Input –
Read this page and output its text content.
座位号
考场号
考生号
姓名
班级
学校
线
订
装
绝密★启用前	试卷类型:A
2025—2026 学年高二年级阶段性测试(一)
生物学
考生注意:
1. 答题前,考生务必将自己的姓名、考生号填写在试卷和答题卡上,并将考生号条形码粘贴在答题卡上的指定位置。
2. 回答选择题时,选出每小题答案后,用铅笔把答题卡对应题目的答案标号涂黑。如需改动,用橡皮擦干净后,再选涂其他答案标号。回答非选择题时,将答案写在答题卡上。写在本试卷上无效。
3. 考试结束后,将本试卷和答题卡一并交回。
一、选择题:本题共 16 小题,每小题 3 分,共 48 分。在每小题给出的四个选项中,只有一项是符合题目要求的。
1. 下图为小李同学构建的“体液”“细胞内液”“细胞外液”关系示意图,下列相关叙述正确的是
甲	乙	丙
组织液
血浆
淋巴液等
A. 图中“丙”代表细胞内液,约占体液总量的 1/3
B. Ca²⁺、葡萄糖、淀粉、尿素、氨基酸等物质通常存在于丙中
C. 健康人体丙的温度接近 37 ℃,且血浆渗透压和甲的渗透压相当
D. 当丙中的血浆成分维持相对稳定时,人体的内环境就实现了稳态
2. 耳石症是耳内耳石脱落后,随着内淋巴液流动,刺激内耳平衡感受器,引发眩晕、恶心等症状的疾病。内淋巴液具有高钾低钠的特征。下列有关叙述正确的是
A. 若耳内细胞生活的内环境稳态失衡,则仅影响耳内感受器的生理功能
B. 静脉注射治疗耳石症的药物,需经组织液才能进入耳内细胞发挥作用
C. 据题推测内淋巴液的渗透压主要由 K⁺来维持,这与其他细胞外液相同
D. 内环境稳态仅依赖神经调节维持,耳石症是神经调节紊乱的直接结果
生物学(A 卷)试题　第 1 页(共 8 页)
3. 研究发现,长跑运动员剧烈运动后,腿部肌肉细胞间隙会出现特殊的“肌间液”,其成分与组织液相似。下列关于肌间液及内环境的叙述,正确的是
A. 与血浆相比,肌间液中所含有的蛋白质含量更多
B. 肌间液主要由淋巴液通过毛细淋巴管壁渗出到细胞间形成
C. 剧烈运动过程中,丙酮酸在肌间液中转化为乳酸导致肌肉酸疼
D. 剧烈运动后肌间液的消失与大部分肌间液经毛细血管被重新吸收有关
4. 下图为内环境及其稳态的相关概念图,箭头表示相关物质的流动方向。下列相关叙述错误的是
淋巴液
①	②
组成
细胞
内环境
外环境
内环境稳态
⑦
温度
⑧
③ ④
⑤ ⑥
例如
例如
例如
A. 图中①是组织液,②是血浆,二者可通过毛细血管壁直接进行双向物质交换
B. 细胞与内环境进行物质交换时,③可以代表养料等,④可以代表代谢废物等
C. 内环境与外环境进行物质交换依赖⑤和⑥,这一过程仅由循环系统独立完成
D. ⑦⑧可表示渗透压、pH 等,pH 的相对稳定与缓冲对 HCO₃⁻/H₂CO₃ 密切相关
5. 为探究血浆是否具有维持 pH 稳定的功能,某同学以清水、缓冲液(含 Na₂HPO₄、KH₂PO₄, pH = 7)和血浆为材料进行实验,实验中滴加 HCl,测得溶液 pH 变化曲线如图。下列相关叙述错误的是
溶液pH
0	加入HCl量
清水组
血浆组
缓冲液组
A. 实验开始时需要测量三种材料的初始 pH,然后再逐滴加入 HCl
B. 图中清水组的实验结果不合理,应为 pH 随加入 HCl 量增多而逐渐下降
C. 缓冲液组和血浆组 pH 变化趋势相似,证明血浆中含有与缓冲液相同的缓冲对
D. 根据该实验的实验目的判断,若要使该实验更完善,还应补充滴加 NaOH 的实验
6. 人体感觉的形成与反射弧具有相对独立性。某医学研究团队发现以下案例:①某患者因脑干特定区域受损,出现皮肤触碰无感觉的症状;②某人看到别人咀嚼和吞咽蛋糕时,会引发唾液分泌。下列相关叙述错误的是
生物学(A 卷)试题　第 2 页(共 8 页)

Required work – Reproduce each line verbatim.

The reply –
Read this page and output its text content.
座位号
考场号
考生号
姓名
班级
学校
线
订
装
绝密★启用前	试卷类型:A
2025—2026 学年高二年级阶段性测试(一)
生物学
考生注意:
1. 答题前,考生务必将自己的姓名、考生号填写在试卷和答题卡上,并将考生号条形码粘贴在答题卡上的指定位置。
2. 回答选择题时,选出每小题答案后,用铅笔把答题卡对应题目的答案标号涂黑。如需改动,用橡皮擦干净后,再选涂其他答案标号。回答非选择题时,将答案写在答题卡上。写在本试卷上无效。
3. 考试结束后,将本试卷和答题卡一并交回。
一、选择题:本题共 16 小题,每小题 3 分,共 48 分。在每小题给出的四个选项中,只有一项是符合题目要求的。
1. 下图为小李同学构建的“体液”“细胞内液”“细胞外液”关系示意图,下列相关叙述正确的是
甲	乙	丙
组织液
血浆
淋巴液等
A. 图中“丙”代表细胞内液,约占体液总量的 1/3
B. Ca²⁺、葡萄糖、淀粉、尿素、氨基酸等物质通常存在于丙中
C. 健康人体丙的温度接近 37 ℃,且血浆渗透压和甲的渗透压相当
D. 当丙中的血浆成分维持相对稳定时,人体的内环境就实现了稳态
2. 耳石症是耳内耳石脱落后,随着内淋巴液流动,刺激内耳平衡感受器,引发眩晕、恶心等症状的疾病。内淋巴液具有高钾低钠的特征。下列有关叙述正确的是
A. 若耳内细胞生活的内环境稳态失衡,则仅影响耳内感受器的生理功能
B. 静脉注射治疗耳石症的药物,需经组织液才能进入耳内细胞发挥作用
C. 据题推测内淋巴液的渗透压主要由 K⁺来维持,这与其他细胞外液相同
D. 内环境稳态仅依赖神经调节维持,耳石症是神经调节紊乱的直接结果
生物学(A 卷)试题　第 1 页(共 8 页)
3. 研究发现,长跑运动员剧烈运动后,腿部肌肉细胞间隙会出现特殊的“肌间液”,其成分与组织液相似。下列关于肌间液及内环境的叙述,正确的是
A. 与血浆相比,肌间液中所含有的蛋白质含量更多
B. 肌间液主要由淋巴液通过毛细淋巴管壁渗出到细胞间形成
C. 剧烈运动过程中,丙酮酸在肌间液中转化为乳酸导致肌肉酸疼
D. 剧烈运动后肌间液的消失与大部分肌间液经毛细血管被重新吸收有关
4. 下图为内环境及其稳态的相关概念图,箭头表示相关物质的流动方向。下列相关叙述错误的是
淋巴液
①	②
组成
细胞
内环境
外环境
内环境稳态
⑦
温度
⑧
③ ④
⑤ ⑥
例如
例如
例如
A. 图中①是组织液,②是血浆,二者可通过毛细血管壁直接进行双向物质交换
B. 细胞与内环境进行物质交换时,③可以代表养料等,④可以代表代谢废物等
C. 内环境与外环境进行物质交换依赖⑤和⑥,这一过程仅由循环系统独立完成
D. ⑦⑧可表示渗透压、pH 等,pH 的相对稳定与缓冲对 HCO₃⁻/H₂CO₃ 密切相关
5. 为探究血浆是否具有维持 pH 稳定的功能,某同学以清水、缓冲液(含 Na₂HPO₄、KH₂PO₄, pH = 7)和血浆为材料进行实验,实验中滴加 HCl,测得溶液 pH 变化曲线如图。下列相关叙述错误的是
溶液pH
0	加入HCl量
清水组
血浆组
缓冲液组
A. 实验开始时需要测量三种材料的初始 pH,然后再逐滴加入 HCl
B. 图中清水组的实验结果不合理,应为 pH 随加入 HCl 量增多而逐渐下降
C. 缓冲液组和血浆组 pH 变化趋势相似,证明血浆中含有与缓冲液相同的缓冲对
D. 根据该实验的实验目的判断,若要使该实验更完善,还应补充滴加 NaOH 的实验
6. 人体感觉的形成与反射弧具有相对独立性。某医学研究团队发现以下案例:①某患者因脑干特定区域受损,出现皮肤触碰无感觉的症状;②某人看到别人咀嚼和吞咽蛋糕时,会引发唾液分泌。下列相关叙述错误的是
生物学(A 卷)试题　第 2 页(共 8 页)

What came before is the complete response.